__Work to be completed__: Assemble all lines in which the string "FACTOR" appears.

Items listed in a dataset
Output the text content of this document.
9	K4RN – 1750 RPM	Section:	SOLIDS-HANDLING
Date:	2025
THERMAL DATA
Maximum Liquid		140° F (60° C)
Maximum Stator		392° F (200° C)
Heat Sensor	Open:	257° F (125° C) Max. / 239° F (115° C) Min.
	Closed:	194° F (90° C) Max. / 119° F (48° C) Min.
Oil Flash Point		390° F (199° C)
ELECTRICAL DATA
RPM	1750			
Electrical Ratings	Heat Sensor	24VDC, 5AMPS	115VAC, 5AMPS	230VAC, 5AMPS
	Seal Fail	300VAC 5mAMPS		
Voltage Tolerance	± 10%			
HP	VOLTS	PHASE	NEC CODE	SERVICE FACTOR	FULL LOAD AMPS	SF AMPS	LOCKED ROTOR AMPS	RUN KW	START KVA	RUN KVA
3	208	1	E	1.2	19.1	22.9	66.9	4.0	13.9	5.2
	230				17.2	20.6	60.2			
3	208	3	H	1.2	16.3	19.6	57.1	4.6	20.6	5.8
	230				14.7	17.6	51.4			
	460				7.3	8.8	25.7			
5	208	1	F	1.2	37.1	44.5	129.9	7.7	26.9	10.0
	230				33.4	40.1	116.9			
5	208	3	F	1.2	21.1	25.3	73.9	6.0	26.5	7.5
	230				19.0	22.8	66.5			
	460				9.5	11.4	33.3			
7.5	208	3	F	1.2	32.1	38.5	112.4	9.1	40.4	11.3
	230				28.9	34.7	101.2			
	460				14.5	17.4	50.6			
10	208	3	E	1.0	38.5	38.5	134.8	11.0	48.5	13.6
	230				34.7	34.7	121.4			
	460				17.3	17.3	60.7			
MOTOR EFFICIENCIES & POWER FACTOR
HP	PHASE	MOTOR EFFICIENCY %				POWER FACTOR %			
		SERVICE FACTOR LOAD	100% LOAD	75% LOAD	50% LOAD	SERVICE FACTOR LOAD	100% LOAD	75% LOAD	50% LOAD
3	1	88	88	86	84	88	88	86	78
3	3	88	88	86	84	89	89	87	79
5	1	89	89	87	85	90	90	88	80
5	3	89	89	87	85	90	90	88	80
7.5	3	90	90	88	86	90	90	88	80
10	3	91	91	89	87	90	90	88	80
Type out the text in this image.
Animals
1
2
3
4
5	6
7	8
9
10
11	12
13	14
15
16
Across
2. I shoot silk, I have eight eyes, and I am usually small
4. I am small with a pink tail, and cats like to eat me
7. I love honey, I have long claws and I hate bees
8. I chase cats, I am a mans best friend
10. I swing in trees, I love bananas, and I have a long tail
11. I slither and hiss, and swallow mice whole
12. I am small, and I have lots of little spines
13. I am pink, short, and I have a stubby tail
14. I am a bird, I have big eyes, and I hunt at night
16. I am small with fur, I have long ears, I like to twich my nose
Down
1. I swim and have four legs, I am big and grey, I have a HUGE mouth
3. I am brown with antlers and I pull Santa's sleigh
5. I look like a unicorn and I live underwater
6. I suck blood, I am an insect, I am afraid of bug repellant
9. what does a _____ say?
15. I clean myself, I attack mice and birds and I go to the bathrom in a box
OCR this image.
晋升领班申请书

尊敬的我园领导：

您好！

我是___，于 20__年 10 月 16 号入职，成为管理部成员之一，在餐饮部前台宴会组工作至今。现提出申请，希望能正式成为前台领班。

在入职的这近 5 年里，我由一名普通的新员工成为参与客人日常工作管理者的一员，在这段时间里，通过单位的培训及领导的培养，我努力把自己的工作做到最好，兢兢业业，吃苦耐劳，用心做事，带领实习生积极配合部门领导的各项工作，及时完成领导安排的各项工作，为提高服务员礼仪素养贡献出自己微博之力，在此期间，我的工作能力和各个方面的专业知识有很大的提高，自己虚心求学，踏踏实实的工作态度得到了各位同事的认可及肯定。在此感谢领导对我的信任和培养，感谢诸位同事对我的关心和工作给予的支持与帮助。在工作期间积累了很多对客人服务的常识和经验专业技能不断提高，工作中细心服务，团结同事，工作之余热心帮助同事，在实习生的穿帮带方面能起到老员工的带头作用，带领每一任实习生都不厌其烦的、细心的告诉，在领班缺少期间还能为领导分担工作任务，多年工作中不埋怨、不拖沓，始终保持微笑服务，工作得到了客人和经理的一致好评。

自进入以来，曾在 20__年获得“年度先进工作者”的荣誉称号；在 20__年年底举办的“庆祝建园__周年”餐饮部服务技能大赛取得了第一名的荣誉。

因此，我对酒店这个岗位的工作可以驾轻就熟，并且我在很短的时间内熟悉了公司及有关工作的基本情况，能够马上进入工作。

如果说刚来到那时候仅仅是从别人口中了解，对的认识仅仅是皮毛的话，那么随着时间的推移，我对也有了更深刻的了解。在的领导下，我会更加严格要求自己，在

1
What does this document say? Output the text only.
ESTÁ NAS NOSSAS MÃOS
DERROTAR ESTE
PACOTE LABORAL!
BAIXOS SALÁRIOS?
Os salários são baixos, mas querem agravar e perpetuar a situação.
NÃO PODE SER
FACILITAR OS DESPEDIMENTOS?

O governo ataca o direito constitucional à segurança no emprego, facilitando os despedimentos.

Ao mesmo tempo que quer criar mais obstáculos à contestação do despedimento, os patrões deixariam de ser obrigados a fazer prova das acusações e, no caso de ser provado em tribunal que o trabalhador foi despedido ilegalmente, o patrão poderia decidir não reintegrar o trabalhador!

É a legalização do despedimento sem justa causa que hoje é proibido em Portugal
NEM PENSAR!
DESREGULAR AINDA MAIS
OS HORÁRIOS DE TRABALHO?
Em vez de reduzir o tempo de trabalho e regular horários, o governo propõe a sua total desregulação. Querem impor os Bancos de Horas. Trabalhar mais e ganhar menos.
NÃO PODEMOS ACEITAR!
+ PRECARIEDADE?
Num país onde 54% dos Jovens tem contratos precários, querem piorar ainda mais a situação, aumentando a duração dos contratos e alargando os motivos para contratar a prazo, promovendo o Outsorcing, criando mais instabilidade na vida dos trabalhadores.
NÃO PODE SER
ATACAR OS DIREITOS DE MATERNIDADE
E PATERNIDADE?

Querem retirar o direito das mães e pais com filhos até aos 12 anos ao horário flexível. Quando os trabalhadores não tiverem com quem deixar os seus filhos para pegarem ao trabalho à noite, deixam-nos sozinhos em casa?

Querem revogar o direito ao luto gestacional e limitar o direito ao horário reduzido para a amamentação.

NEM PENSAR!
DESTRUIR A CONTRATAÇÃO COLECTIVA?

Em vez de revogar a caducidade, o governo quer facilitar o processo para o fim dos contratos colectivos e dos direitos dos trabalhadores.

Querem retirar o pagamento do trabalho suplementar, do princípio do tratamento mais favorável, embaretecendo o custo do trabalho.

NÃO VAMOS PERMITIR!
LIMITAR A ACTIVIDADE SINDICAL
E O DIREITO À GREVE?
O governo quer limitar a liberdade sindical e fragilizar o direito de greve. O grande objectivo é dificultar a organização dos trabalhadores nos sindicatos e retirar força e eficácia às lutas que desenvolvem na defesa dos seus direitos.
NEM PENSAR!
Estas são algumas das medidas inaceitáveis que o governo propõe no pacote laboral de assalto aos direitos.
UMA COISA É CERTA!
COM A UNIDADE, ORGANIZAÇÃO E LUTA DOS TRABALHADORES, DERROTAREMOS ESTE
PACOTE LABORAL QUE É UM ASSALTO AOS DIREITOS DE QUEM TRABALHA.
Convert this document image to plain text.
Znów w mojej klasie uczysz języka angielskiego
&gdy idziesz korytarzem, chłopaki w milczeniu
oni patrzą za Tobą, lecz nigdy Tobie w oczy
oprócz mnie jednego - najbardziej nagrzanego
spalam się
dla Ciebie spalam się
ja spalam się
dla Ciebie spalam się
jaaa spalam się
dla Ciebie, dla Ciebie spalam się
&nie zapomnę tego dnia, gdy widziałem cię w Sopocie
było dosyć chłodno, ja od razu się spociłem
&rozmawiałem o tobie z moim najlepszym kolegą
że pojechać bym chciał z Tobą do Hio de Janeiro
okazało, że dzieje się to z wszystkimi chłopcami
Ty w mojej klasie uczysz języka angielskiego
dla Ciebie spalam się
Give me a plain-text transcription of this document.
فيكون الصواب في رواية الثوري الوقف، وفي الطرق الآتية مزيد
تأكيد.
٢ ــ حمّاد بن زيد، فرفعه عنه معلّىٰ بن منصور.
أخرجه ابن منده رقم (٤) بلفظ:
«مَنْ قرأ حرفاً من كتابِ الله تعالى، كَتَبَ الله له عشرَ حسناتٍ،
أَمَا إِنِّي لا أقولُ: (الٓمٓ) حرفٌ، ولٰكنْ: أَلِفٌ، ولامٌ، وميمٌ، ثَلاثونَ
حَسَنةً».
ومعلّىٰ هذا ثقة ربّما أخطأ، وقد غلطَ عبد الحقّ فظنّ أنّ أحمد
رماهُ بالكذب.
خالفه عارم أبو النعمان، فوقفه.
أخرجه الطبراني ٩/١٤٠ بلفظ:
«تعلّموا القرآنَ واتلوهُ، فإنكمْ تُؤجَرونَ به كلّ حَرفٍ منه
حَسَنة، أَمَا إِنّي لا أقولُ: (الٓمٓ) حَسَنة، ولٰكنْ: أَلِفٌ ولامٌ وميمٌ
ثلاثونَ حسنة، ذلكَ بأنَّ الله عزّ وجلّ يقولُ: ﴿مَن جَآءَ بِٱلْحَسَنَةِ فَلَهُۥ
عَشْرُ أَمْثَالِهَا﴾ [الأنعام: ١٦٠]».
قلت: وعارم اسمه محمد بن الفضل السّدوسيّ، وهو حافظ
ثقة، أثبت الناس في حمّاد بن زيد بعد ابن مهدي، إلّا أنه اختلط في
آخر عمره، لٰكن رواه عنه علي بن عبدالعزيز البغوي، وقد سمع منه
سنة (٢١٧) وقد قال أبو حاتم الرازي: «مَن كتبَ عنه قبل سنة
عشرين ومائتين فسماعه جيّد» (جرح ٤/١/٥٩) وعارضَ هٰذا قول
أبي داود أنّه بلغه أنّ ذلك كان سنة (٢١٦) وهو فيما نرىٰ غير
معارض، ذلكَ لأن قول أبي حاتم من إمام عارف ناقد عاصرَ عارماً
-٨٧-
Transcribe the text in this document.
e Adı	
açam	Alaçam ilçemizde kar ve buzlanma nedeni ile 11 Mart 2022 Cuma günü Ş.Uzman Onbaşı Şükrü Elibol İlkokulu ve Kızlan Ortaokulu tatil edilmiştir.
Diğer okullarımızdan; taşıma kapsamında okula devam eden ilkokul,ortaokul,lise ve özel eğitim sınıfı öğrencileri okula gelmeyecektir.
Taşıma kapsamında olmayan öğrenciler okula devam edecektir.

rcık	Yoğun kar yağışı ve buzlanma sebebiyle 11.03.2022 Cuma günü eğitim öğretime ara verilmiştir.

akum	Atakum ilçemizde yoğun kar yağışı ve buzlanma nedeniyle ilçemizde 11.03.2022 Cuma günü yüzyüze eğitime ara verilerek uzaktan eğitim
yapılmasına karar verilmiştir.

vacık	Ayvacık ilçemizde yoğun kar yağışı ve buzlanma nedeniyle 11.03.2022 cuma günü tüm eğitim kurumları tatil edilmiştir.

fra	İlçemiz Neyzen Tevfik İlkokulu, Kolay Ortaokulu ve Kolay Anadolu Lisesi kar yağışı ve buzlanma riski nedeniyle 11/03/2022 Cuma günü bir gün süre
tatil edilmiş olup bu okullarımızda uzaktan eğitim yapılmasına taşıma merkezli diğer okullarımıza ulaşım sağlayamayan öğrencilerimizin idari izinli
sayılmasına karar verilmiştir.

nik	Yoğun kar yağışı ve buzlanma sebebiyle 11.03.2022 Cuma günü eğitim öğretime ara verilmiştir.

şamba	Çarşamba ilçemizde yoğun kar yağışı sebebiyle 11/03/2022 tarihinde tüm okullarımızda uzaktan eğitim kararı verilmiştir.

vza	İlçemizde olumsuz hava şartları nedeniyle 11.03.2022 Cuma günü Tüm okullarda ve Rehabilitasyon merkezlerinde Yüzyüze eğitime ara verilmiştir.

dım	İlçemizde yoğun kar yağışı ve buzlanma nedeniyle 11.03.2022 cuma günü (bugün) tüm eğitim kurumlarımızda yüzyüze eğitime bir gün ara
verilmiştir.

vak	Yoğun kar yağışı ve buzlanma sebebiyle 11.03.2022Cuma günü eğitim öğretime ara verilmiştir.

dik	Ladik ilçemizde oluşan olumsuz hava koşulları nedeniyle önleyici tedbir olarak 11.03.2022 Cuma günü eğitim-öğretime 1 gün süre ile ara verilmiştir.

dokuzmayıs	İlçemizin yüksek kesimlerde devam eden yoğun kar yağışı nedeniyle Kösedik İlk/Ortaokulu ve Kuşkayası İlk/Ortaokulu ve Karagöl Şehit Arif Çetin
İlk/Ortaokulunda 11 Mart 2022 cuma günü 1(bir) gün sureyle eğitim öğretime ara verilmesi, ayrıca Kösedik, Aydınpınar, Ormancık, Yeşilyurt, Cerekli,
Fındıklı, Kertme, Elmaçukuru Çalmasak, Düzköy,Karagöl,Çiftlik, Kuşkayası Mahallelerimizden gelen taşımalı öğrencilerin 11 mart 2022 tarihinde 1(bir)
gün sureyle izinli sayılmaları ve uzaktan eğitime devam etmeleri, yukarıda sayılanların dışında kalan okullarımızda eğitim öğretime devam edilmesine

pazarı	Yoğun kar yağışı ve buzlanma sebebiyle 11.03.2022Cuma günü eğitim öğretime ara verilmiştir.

__Response for this exercise__:
HP	VOLTS	PHASE	NEC CODE	SERVICE FACTOR	FULL LOAD AMPS	SF AMPS	LOCKED ROTOR AMPS	RUN KW	START KVA	RUN KVA
MOTOR EFFICIENCIES & POWER FACTOR
HP	PHASE	MOTOR EFFICIENCY %				POWER FACTOR %			
		SERVICE FACTOR LOAD	100% LOAD	75% LOAD	50% LOAD	SERVICE FACTOR LOAD	100% LOAD	75% LOAD	50% LOAD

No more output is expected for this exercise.